EXERCISE
Read the lines below. Copy out any that hold the string "screenshot".

##### INPUT ROWS #####

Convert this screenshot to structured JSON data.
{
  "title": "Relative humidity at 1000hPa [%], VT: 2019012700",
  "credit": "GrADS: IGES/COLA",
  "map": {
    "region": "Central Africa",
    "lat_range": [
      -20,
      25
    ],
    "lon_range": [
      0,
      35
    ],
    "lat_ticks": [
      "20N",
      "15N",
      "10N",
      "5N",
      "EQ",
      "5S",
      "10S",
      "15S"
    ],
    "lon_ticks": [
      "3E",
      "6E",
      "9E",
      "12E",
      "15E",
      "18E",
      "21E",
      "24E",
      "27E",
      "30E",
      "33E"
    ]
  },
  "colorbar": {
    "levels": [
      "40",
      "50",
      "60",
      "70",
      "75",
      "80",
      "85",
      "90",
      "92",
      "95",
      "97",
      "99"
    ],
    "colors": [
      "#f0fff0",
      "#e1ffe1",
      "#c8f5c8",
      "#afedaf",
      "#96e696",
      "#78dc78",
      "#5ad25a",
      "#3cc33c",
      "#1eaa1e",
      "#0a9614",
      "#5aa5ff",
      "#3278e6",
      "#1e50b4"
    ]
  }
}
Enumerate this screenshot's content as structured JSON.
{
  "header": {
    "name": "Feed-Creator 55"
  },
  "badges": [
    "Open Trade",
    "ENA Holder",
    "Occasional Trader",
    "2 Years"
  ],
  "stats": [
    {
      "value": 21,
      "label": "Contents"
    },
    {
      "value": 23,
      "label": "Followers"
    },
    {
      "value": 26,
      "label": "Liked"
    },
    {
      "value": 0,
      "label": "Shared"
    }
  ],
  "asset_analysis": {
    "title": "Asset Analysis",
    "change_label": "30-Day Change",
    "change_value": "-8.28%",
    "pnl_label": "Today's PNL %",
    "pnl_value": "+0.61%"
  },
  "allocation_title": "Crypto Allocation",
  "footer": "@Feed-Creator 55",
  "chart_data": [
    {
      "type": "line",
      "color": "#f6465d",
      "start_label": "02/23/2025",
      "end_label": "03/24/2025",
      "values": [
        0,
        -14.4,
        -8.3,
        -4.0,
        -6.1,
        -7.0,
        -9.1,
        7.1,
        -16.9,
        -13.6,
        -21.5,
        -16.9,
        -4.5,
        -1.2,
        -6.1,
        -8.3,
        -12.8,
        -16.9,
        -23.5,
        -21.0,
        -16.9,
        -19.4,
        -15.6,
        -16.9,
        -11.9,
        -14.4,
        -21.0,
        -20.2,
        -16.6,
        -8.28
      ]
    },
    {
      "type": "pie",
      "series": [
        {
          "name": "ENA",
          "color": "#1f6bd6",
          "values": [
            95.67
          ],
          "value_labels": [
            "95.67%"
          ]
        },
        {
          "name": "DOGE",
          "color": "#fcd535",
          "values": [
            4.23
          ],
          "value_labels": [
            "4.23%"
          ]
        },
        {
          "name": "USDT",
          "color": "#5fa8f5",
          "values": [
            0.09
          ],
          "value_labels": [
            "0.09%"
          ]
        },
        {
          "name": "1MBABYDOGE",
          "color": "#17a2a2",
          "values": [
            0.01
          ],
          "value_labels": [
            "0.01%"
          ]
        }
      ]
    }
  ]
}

#####

SOLUTION TO THIS EXERCISE
Convert this screenshot to structured JSON data.
Enumerate this screenshot's content as structured JSON.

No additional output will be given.